[Data extracted from a collection]
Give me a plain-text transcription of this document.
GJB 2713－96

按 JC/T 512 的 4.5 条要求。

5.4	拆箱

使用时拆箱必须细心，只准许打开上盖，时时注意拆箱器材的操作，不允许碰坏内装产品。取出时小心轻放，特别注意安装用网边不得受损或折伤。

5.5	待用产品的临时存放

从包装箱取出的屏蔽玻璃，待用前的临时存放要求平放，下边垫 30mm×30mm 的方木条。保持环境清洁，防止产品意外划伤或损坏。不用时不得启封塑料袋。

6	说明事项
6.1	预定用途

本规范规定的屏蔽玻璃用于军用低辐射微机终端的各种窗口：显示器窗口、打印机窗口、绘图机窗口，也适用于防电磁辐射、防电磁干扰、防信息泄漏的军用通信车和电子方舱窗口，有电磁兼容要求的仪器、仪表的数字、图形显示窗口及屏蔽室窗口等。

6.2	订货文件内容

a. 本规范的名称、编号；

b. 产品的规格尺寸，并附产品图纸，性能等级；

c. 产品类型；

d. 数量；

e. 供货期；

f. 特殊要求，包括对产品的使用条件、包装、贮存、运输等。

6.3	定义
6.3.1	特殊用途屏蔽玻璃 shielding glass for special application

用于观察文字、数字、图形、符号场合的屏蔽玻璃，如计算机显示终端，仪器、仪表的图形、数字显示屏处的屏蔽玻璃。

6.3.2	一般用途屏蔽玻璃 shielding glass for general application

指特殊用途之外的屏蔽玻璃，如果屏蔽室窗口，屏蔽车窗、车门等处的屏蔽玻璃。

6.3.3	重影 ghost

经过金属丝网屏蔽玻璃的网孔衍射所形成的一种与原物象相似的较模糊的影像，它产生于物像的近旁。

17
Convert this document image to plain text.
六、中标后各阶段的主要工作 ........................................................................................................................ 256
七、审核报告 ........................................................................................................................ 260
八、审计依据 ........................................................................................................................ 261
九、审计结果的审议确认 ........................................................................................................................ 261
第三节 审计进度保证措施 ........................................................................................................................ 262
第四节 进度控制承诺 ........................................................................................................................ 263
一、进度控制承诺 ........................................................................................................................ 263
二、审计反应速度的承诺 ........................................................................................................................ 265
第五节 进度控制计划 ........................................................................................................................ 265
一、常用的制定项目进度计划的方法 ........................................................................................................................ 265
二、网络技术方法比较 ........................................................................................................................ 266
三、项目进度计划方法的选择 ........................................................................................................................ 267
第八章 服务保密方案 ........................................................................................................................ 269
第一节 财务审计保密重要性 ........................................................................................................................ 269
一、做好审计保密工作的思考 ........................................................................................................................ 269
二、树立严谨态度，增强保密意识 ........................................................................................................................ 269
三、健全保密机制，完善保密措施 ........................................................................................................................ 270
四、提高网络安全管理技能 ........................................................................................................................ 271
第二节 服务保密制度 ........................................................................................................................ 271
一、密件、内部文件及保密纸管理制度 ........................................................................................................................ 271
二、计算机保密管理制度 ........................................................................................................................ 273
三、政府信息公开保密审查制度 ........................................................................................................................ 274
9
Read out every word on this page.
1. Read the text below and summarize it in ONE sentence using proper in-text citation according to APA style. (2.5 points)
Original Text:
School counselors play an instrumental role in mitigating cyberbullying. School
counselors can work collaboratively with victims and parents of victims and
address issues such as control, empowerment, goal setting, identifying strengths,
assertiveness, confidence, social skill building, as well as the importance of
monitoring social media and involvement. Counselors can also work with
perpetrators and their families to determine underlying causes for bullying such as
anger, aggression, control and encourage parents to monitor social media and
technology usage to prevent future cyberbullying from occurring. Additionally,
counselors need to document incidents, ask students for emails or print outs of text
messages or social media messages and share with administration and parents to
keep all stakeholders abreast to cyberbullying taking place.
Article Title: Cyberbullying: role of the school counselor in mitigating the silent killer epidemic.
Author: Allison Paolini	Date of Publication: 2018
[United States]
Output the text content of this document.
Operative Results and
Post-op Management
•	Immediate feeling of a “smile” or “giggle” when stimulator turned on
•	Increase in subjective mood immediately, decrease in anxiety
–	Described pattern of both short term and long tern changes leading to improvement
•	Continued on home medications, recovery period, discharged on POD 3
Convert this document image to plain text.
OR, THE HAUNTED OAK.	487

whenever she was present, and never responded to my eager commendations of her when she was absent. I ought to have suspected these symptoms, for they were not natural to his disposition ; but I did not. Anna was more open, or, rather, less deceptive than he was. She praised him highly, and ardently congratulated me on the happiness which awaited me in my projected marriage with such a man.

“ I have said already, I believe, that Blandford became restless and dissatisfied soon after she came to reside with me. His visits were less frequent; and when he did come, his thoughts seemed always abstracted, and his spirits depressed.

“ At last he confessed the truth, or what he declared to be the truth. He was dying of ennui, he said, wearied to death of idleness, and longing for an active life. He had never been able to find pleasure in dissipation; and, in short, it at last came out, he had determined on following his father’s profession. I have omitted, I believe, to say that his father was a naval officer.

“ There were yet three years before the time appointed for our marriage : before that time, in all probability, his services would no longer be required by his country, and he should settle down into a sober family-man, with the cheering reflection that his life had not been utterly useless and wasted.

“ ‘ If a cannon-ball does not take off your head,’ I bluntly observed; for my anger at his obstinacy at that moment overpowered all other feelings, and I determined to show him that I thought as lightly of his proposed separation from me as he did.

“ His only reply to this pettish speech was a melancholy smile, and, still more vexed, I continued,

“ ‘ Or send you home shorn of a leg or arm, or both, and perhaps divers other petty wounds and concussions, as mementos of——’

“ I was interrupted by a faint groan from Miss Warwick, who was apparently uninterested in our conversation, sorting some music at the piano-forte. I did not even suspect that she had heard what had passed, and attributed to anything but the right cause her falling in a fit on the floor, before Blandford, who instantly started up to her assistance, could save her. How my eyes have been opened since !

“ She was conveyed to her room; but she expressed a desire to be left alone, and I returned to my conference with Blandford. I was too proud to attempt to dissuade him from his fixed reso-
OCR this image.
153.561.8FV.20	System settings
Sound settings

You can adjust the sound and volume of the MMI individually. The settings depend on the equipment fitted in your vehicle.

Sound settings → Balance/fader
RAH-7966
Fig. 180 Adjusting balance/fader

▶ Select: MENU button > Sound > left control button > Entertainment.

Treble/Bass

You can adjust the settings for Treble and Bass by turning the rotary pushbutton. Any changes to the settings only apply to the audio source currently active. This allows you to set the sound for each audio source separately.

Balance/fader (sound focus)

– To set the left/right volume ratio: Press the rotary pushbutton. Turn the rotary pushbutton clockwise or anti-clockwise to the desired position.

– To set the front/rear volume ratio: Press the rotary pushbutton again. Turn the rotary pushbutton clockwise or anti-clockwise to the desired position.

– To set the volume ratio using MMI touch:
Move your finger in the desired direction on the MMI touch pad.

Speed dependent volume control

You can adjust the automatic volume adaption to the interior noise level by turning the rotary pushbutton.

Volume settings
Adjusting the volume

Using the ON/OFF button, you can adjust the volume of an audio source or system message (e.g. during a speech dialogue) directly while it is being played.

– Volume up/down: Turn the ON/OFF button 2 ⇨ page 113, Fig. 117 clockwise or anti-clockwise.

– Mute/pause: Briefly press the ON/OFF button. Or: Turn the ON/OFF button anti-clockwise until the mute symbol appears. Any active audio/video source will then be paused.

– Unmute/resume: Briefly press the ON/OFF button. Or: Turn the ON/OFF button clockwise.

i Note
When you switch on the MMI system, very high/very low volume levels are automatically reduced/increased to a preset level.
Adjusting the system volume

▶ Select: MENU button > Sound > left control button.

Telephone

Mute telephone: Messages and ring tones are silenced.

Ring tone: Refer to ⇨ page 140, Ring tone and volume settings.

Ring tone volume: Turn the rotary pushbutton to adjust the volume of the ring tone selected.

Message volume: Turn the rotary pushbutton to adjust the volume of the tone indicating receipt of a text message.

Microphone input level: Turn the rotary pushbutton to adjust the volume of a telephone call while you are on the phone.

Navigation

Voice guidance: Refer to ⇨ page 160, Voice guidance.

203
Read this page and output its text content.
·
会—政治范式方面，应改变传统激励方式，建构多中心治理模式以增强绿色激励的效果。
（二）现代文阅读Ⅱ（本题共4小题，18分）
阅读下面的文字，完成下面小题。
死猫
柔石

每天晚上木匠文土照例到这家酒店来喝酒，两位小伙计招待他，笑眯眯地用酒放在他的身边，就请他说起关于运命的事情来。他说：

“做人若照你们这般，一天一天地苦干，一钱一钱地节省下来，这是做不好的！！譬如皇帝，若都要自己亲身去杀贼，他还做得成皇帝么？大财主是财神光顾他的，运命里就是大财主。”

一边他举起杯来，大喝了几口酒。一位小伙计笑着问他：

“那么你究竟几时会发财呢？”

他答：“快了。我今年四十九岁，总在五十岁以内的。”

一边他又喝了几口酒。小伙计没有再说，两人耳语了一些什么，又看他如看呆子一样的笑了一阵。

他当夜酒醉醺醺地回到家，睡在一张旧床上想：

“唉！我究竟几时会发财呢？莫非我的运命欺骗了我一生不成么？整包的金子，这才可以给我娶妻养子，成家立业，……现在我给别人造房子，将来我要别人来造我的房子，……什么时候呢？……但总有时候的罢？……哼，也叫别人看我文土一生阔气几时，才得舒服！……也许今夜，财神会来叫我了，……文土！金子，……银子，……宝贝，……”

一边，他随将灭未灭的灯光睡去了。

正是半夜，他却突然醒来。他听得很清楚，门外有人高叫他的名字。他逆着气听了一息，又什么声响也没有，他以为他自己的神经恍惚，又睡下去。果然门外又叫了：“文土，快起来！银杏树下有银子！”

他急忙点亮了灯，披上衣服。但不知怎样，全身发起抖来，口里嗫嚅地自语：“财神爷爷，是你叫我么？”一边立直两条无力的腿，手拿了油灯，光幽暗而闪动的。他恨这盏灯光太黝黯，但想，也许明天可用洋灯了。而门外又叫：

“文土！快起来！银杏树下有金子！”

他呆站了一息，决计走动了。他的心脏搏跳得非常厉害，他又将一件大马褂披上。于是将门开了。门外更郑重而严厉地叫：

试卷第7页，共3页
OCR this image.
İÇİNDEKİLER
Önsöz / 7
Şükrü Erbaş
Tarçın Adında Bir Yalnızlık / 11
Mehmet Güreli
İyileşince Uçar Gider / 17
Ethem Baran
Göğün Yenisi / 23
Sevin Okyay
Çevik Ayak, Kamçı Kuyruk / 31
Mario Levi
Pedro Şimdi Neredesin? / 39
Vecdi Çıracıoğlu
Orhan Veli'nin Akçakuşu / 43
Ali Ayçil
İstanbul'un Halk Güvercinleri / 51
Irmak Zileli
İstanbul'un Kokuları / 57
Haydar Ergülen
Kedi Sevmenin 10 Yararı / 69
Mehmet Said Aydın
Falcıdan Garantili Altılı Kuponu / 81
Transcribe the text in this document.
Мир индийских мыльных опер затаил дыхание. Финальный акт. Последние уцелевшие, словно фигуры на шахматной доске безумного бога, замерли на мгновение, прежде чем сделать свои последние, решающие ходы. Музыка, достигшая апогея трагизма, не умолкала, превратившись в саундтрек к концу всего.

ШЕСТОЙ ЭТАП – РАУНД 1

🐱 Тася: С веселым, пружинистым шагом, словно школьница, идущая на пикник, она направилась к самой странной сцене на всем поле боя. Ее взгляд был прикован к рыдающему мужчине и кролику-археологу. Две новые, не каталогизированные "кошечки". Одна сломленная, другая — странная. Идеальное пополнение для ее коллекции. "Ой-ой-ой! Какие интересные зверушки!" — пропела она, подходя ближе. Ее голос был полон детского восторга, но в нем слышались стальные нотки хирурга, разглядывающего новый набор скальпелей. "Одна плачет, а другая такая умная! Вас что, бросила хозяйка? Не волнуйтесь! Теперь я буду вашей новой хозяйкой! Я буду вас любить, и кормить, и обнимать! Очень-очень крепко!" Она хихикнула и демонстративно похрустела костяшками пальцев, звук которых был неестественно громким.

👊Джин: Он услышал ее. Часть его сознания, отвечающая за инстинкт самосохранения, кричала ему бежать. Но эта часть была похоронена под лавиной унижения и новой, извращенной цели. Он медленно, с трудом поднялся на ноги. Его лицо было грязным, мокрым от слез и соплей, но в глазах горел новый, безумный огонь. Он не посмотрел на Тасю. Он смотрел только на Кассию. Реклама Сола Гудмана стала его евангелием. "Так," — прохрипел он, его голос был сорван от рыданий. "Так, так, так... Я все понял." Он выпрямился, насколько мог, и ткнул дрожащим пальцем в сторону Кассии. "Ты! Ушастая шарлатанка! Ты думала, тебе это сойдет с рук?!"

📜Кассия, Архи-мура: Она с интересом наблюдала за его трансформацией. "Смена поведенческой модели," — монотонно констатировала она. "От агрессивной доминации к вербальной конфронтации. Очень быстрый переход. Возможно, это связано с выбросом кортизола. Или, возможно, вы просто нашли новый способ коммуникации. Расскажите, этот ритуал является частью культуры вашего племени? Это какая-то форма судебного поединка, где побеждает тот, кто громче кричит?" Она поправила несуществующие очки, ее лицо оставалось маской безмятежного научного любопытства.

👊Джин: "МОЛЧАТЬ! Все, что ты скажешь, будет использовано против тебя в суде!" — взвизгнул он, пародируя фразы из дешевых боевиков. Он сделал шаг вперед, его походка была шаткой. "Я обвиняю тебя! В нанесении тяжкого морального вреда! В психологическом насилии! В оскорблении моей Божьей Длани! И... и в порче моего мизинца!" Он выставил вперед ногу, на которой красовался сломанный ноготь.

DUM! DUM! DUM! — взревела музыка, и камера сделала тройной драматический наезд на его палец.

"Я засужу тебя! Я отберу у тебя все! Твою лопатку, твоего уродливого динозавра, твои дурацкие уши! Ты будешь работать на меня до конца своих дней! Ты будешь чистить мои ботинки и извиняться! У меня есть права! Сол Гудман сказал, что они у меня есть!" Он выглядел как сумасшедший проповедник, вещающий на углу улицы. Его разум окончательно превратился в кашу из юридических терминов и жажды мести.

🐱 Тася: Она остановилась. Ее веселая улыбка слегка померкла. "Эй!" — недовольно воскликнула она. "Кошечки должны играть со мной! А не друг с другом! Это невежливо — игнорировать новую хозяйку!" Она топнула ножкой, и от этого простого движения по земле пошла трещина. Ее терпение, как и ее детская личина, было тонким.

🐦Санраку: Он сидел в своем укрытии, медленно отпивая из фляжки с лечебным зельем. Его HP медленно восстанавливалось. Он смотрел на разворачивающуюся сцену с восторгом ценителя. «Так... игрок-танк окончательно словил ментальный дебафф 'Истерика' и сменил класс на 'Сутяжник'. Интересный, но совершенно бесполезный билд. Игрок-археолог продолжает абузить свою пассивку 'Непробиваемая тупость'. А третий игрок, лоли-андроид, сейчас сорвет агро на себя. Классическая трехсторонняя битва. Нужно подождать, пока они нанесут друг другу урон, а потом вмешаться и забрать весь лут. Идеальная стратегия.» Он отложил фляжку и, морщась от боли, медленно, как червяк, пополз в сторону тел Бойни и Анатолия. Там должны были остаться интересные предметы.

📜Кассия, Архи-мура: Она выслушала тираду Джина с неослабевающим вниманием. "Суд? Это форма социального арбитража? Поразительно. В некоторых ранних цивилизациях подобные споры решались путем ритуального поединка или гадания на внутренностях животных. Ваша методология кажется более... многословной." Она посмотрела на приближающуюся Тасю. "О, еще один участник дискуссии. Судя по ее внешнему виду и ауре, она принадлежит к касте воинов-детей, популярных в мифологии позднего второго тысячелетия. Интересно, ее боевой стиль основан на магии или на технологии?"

WHAT THE TASK REQUIRES ▸ Determine how many lines of the listing above hold the word "more". Report that number without anything else.

THE RESULT ▸ 2